#### WHAT THE EXERCISE ASKS:
Your task is to repeat the listing exactly.

#### STORED DATA:

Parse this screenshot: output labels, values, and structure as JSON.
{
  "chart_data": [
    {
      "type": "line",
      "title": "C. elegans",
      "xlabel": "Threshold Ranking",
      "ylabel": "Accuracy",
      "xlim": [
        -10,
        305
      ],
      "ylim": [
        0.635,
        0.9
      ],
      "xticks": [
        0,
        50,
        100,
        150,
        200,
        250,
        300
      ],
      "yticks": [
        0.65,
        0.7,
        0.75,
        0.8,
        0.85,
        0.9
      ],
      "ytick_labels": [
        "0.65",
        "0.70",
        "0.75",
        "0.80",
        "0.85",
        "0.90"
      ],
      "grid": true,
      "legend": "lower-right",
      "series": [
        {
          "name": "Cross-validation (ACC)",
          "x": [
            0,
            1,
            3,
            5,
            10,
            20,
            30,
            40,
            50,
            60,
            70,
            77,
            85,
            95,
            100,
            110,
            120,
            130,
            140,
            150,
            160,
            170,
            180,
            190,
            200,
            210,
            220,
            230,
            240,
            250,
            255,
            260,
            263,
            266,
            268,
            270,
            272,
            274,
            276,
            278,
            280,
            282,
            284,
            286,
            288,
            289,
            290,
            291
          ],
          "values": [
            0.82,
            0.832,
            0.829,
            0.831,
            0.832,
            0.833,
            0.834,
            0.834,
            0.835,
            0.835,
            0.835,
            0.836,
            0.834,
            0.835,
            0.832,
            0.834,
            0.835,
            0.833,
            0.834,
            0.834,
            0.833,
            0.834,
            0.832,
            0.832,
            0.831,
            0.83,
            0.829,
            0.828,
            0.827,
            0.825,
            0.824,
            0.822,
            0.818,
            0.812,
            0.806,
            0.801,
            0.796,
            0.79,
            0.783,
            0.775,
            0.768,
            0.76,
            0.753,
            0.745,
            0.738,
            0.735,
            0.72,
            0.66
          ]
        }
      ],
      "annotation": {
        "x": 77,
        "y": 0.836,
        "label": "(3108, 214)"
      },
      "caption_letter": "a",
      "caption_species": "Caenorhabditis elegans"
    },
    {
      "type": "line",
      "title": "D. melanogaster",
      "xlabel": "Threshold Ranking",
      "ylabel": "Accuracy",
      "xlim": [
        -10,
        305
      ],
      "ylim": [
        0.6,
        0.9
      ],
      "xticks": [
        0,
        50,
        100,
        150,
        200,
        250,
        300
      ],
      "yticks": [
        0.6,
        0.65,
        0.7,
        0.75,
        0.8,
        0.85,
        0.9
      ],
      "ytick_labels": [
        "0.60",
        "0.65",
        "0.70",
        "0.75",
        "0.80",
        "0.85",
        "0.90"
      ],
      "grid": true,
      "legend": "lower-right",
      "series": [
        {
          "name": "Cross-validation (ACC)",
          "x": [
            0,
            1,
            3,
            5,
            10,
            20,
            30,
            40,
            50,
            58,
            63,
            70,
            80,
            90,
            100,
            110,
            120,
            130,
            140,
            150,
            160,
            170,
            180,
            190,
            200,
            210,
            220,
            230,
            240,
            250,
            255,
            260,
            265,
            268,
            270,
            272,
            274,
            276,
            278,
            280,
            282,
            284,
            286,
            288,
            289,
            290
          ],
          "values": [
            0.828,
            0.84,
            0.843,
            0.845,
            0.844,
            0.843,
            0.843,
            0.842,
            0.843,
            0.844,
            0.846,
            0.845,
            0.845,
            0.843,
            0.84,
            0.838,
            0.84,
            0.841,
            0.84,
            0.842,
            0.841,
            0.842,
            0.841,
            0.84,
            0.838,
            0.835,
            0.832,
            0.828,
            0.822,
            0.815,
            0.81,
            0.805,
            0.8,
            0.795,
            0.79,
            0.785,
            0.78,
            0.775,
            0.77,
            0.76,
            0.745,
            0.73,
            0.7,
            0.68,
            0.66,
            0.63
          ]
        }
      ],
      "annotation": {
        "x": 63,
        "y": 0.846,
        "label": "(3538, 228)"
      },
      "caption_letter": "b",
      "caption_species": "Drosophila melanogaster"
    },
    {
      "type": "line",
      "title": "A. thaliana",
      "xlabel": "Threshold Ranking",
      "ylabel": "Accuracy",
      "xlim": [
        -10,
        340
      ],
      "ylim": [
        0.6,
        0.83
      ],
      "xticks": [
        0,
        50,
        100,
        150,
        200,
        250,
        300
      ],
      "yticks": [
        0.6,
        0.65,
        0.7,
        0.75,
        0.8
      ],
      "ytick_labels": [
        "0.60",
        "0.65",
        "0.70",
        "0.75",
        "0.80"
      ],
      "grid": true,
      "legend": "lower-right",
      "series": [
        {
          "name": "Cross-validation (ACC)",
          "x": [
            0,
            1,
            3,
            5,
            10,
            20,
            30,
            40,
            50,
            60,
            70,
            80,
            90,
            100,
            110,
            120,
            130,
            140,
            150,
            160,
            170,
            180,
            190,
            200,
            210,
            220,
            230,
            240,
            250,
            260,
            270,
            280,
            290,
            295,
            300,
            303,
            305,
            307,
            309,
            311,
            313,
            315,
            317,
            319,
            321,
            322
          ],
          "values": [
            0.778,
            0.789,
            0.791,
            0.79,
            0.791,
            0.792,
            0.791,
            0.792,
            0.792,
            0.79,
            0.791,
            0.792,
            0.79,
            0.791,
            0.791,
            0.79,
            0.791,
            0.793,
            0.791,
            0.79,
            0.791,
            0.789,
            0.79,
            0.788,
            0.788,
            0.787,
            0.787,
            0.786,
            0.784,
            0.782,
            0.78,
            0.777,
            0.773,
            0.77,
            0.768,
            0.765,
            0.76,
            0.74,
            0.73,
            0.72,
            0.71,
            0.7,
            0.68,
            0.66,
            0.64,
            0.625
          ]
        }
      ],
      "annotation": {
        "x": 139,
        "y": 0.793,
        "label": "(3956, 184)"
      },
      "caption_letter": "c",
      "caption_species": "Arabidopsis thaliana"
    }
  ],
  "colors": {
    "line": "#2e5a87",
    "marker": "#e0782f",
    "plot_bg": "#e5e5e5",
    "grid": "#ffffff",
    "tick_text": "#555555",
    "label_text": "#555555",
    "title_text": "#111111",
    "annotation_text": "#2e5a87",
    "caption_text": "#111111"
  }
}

#### EXERCISE RESULT:
Parse this screenshot: output labels, values, and structure as JSON.
{
  "chart_data": [
    {
      "type": "line",
      "title": "C. elegans",
      "xlabel": "Threshold Ranking",
      "ylabel": "Accuracy",
      "xlim": [
        -10,
        305
      ],
      "ylim": [
        0.635,
        0.9
      ],
      "xticks": [
        0,
        50,
        100,
        150,
        200,
        250,
        300
      ],
      "yticks": [
        0.65,
        0.7,
        0.75,
        0.8,
        0.85,
        0.9
      ],
      "ytick_labels": [
        "0.65",
        "0.70",
        "0.75",
        "0.80",
        "0.85",
        "0.90"
      ],
      "grid": true,
      "legend": "lower-right",
      "series": [
        {
          "name": "Cross-validation (ACC)",
          "x": [
            0,
            1,
            3,
            5,
            10,
            20,
            30,
            40,
            50,
            60,
            70,
            77,
            85,
            95,
            100,
            110,
            120,
            130,
            140,
            150,
            160,
            170,
            180,
            190,
            200,
            210,
            220,
            230,
            240,
            250,
            255,
            260,
            263,
            266,
            268,
            270,
            272,
            274,
            276,
            278,
            280,
            282,
            284,
            286,
            288,
            289,
            290,
            291
          ],
          "values": [
            0.82,
            0.832,
            0.829,
            0.831,
            0.832,
            0.833,
            0.834,
            0.834,
            0.835,
            0.835,
            0.835,
            0.836,
            0.834,
            0.835,
            0.832,
            0.834,
            0.835,
            0.833,
            0.834,
            0.834,
            0.833,
            0.834,
            0.832,
            0.832,
            0.831,
            0.83,
            0.829,
            0.828,
            0.827,
            0.825,
            0.824,
            0.822,
            0.818,
            0.812,
            0.806,
            0.801,
            0.796,
            0.79,
            0.783,
            0.775,
            0.768,
            0.76,
            0.753,
            0.745,
            0.738,
            0.735,
            0.72,
            0.66
          ]
        }
      ],
      "annotation": {
        "x": 77,
        "y": 0.836,
        "label": "(3108, 214)"
      },
      "caption_letter": "a",
      "caption_species": "Caenorhabditis elegans"
    },
    {
      "type": "line",
      "title": "D. melanogaster",
      "xlabel": "Threshold Ranking",
      "ylabel": "Accuracy",
      "xlim": [
        -10,
        305
      ],
      "ylim": [
        0.6,
        0.9
      ],
      "xticks": [
        0,
        50,
        100,
        150,
        200,
        250,
        300
      ],
      "yticks": [
        0.6,
        0.65,
        0.7,
        0.75,
        0.8,
        0.85,
        0.9
      ],
      "ytick_labels": [
        "0.60",
        "0.65",
        "0.70",
        "0.75",
        "0.80",
        "0.85",
        "0.90"
      ],
      "grid": true,
      "legend": "lower-right",
      "series": [
        {
          "name": "Cross-validation (ACC)",
          "x": [
            0,
            1,
            3,
            5,
            10,
            20,
            30,
            40,
            50,
            58,
            63,
            70,
            80,
            90,
            100,
            110,
            120,
            130,
            140,
            150,
            160,
            170,
            180,
            190,
            200,
            210,
            220,
            230,
            240,
            250,
            255,
            260,
            265,
            268,
            270,
            272,
            274,
            276,
            278,
            280,
            282,
            284,
            286,
            288,
            289,
            290
          ],
          "values": [
            0.828,
            0.84,
            0.843,
            0.845,
            0.844,
            0.843,
            0.843,
            0.842,
            0.843,
            0.844,
            0.846,
            0.845,
            0.845,
            0.843,
            0.84,
            0.838,
            0.84,
            0.841,
            0.84,
            0.842,
            0.841,
            0.842,
            0.841,
            0.84,
            0.838,
            0.835,
            0.832,
            0.828,
            0.822,
            0.815,
            0.81,
            0.805,
            0.8,
            0.795,
            0.79,
            0.785,
            0.78,
            0.775,
            0.77,
            0.76,
            0.745,
            0.73,
            0.7,
            0.68,
            0.66,
            0.63
          ]
        }
      ],
      "annotation": {
        "x": 63,
        "y": 0.846,
        "label": "(3538, 228)"
      },
      "caption_letter": "b",
      "caption_species": "Drosophila melanogaster"
    },
    {
      "type": "line",
      "title": "A. thaliana",
      "xlabel": "Threshold Ranking",
      "ylabel": "Accuracy",
      "xlim": [
        -10,
        340
      ],
      "ylim": [
        0.6,
        0.83
      ],
      "xticks": [
        0,
        50,
        100,
        150,
        200,
        250,
        300
      ],
      "yticks": [
        0.6,
        0.65,
        0.7,
        0.75,
        0.8
      ],
      "ytick_labels": [
        "0.60",
        "0.65",
        "0.70",
        "0.75",
        "0.80"
      ],
      "grid": true,
      "legend": "lower-right",
      "series": [
        {
          "name": "Cross-validation (ACC)",
          "x": [
            0,
            1,
            3,
            5,
            10,
            20,
            30,
            40,
            50,
            60,
            70,
            80,
            90,
            100,
            110,
            120,
            130,
            140,
            150,
            160,
            170,
            180,
            190,
            200,
            210,
            220,
            230,
            240,
            250,
            260,
            270,
            280,
            290,
            295,
            300,
            303,
            305,
            307,
            309,
            311,
            313,
            315,
            317,
            319,
            321,
            322
          ],
          "values": [
            0.778,
            0.789,
            0.791,
            0.79,
            0.791,
            0.792,
            0.791,
            0.792,
            0.792,
            0.79,
            0.791,
            0.792,
            0.79,
            0.791,
            0.791,
            0.79,
            0.791,
            0.793,
            0.791,
            0.79,
            0.791,
            0.789,
            0.79,
            0.788,
            0.788,
            0.787,
            0.787,
            0.786,
            0.784,
            0.782,
            0.78,
            0.777,
            0.773,
            0.77,
            0.768,
            0.765,
            0.76,
            0.74,
            0.73,
            0.72,
            0.71,
            0.7,
            0.68,
            0.66,
            0.64,
            0.625
          ]
        }
      ],
      "annotation": {
        "x": 139,
        "y": 0.793,
        "label": "(3956, 184)"
      },
      "caption_letter": "c",
      "caption_species": "Arabidopsis thaliana"
    }
  ],
  "colors": {
    "line": "#2e5a87",
    "marker": "#e0782f",
    "plot_bg": "#e5e5e5",
    "grid": "#ffffff",
    "tick_text": "#555555",
    "label_text": "#555555",
    "title_text": "#111111",
    "annotation_text": "#2e5a87",
    "caption_text": "#111111"
  }
}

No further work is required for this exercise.